**Task directions**.
Retype each entry below exactly as it stands.
+++
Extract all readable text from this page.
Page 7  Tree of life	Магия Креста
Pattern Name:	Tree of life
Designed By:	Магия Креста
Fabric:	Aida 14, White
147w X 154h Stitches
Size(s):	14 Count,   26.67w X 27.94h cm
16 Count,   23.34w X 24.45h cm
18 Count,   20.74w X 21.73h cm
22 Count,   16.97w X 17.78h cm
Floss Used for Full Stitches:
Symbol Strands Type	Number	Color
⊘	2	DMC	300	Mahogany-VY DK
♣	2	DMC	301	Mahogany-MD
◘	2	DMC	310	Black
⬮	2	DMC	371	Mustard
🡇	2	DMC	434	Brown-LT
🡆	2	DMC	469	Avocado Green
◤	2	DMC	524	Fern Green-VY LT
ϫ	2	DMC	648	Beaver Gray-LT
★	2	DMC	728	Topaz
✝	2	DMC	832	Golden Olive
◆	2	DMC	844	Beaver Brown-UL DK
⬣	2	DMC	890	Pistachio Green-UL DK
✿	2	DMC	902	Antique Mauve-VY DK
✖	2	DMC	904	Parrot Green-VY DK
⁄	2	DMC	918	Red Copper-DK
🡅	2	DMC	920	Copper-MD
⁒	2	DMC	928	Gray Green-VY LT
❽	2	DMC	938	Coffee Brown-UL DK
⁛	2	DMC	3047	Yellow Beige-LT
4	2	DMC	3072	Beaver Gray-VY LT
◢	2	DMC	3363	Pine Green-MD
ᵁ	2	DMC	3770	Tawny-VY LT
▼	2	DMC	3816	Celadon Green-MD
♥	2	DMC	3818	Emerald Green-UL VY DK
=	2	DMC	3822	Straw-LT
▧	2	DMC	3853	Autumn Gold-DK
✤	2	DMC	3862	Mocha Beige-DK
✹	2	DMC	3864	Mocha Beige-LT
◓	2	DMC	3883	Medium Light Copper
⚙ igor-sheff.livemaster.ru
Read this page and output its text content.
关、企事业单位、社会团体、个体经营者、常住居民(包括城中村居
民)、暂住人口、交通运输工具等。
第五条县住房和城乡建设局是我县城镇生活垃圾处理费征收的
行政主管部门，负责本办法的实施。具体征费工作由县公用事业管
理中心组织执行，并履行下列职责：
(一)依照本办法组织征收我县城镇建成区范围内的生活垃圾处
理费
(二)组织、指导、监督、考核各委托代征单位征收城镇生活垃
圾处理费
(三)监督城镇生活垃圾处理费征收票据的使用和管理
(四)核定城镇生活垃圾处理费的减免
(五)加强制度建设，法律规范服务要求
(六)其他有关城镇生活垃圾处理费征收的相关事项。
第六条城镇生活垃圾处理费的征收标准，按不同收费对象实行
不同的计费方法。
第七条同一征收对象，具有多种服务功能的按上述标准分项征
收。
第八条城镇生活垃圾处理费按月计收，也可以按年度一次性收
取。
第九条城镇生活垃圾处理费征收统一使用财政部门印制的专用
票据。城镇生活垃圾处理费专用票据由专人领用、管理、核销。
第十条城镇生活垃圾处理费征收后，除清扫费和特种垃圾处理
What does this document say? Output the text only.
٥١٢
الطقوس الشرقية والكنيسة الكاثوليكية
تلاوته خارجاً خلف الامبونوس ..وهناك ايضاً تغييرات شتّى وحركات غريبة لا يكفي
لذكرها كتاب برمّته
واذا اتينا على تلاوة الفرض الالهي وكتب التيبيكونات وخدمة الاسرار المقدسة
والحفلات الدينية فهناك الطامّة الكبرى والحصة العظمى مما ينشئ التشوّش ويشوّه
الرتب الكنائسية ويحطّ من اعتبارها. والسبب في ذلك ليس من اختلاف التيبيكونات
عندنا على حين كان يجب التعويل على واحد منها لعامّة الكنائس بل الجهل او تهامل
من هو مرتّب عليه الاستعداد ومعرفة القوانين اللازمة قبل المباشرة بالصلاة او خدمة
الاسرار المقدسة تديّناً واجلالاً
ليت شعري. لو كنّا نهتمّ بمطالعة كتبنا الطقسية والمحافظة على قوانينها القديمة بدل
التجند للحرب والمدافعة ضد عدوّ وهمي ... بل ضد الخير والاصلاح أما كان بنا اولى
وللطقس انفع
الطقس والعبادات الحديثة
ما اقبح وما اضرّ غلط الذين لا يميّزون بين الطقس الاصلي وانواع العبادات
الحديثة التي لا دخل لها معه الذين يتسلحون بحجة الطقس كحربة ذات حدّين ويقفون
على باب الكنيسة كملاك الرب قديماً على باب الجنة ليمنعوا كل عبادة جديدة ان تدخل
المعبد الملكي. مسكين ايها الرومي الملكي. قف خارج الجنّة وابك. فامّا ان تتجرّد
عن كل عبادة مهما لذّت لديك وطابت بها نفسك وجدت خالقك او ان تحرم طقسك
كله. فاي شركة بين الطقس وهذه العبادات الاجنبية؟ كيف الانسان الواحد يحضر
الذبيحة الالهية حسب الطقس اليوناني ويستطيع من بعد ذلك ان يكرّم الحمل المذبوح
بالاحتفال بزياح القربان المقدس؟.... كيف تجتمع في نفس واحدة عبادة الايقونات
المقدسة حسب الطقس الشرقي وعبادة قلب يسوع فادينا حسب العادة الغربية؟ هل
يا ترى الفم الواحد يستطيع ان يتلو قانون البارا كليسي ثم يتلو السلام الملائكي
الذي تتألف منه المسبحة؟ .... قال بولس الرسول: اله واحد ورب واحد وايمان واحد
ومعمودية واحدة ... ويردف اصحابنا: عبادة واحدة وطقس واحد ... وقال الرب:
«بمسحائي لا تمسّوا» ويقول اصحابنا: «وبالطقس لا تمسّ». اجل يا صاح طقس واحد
+++
**Solution to this task**.
Extract all readable text from this page.
Page 7  Tree of life	Магия Креста
Pattern Name:	Tree of life
Designed By:	Магия Креста
Fabric:	Aida 14, White
147w X 154h Stitches
Size(s):	14 Count,   26.67w X 27.94h cm
16 Count,   23.34w X 24.45h cm
18 Count,   20.74w X 21.73h cm
22 Count,   16.97w X 17.78h cm
Floss Used for Full Stitches:
Symbol Strands Type	Number	Color
⊘	2	DMC	300	Mahogany-VY DK
♣	2	DMC	301	Mahogany-MD
◘	2	DMC	310	Black
⬮	2	DMC	371	Mustard
🡇	2	DMC	434	Brown-LT
🡆	2	DMC	469	Avocado Green
◤	2	DMC	524	Fern Green-VY LT
ϫ	2	DMC	648	Beaver Gray-LT
★	2	DMC	728	Topaz
✝	2	DMC	832	Golden Olive
◆	2	DMC	844	Beaver Brown-UL DK
⬣	2	DMC	890	Pistachio Green-UL DK
✿	2	DMC	902	Antique Mauve-VY DK
✖	2	DMC	904	Parrot Green-VY DK
⁄	2	DMC	918	Red Copper-DK
🡅	2	DMC	920	Copper-MD
⁒	2	DMC	928	Gray Green-VY LT
❽	2	DMC	938	Coffee Brown-UL DK
⁛	2	DMC	3047	Yellow Beige-LT
4	2	DMC	3072	Beaver Gray-VY LT
◢	2	DMC	3363	Pine Green-MD
ᵁ	2	DMC	3770	Tawny-VY LT
▼	2	DMC	3816	Celadon Green-MD
♥	2	DMC	3818	Emerald Green-UL VY DK
=	2	DMC	3822	Straw-LT
▧	2	DMC	3853	Autumn Gold-DK
✤	2	DMC	3862	Mocha Beige-DK
✹	2	DMC	3864	Mocha Beige-LT
◓	2	DMC	3883	Medium Light Copper
⚙ igor-sheff.livemaster.ru
Read this page and output its text content.
关、企事业单位、社会团体、个体经营者、常住居民(包括城中村居
民)、暂住人口、交通运输工具等。
第五条县住房和城乡建设局是我县城镇生活垃圾处理费征收的
行政主管部门，负责本办法的实施。具体征费工作由县公用事业管
理中心组织执行，并履行下列职责：
(一)依照本办法组织征收我县城镇建成区范围内的生活垃圾处
理费
(二)组织、指导、监督、考核各委托代征单位征收城镇生活垃
圾处理费
(三)监督城镇生活垃圾处理费征收票据的使用和管理
(四)核定城镇生活垃圾处理费的减免
(五)加强制度建设，法律规范服务要求
(六)其他有关城镇生活垃圾处理费征收的相关事项。
第六条城镇生活垃圾处理费的征收标准，按不同收费对象实行
不同的计费方法。
第七条同一征收对象，具有多种服务功能的按上述标准分项征
收。
第八条城镇生活垃圾处理费按月计收，也可以按年度一次性收
取。
第九条城镇生活垃圾处理费征收统一使用财政部门印制的专用
票据。城镇生活垃圾处理费专用票据由专人领用、管理、核销。
第十条城镇生活垃圾处理费征收后，除清扫费和特种垃圾处理
What does this document say? Output the text only.
٥١٢
الطقوس الشرقية والكنيسة الكاثوليكية
تلاوته خارجاً خلف الامبونوس ..وهناك ايضاً تغييرات شتّى وحركات غريبة لا يكفي
لذكرها كتاب برمّته
واذا اتينا على تلاوة الفرض الالهي وكتب التيبيكونات وخدمة الاسرار المقدسة
والحفلات الدينية فهناك الطامّة الكبرى والحصة العظمى مما ينشئ التشوّش ويشوّه
الرتب الكنائسية ويحطّ من اعتبارها. والسبب في ذلك ليس من اختلاف التيبيكونات
عندنا على حين كان يجب التعويل على واحد منها لعامّة الكنائس بل الجهل او تهامل
من هو مرتّب عليه الاستعداد ومعرفة القوانين اللازمة قبل المباشرة بالصلاة او خدمة
الاسرار المقدسة تديّناً واجلالاً
ليت شعري. لو كنّا نهتمّ بمطالعة كتبنا الطقسية والمحافظة على قوانينها القديمة بدل
التجند للحرب والمدافعة ضد عدوّ وهمي ... بل ضد الخير والاصلاح أما كان بنا اولى
وللطقس انفع
الطقس والعبادات الحديثة
ما اقبح وما اضرّ غلط الذين لا يميّزون بين الطقس الاصلي وانواع العبادات
الحديثة التي لا دخل لها معه الذين يتسلحون بحجة الطقس كحربة ذات حدّين ويقفون
على باب الكنيسة كملاك الرب قديماً على باب الجنة ليمنعوا كل عبادة جديدة ان تدخل
المعبد الملكي. مسكين ايها الرومي الملكي. قف خارج الجنّة وابك. فامّا ان تتجرّد
عن كل عبادة مهما لذّت لديك وطابت بها نفسك وجدت خالقك او ان تحرم طقسك
كله. فاي شركة بين الطقس وهذه العبادات الاجنبية؟ كيف الانسان الواحد يحضر
الذبيحة الالهية حسب الطقس اليوناني ويستطيع من بعد ذلك ان يكرّم الحمل المذبوح
بالاحتفال بزياح القربان المقدس؟.... كيف تجتمع في نفس واحدة عبادة الايقونات
المقدسة حسب الطقس الشرقي وعبادة قلب يسوع فادينا حسب العادة الغربية؟ هل
يا ترى الفم الواحد يستطيع ان يتلو قانون البارا كليسي ثم يتلو السلام الملائكي
الذي تتألف منه المسبحة؟ .... قال بولس الرسول: اله واحد ورب واحد وايمان واحد
ومعمودية واحدة ... ويردف اصحابنا: عبادة واحدة وطقس واحد ... وقال الرب:
«بمسحائي لا تمسّوا» ويقول اصحابنا: «وبالطقس لا تمسّ». اجل يا صاح طقس واحد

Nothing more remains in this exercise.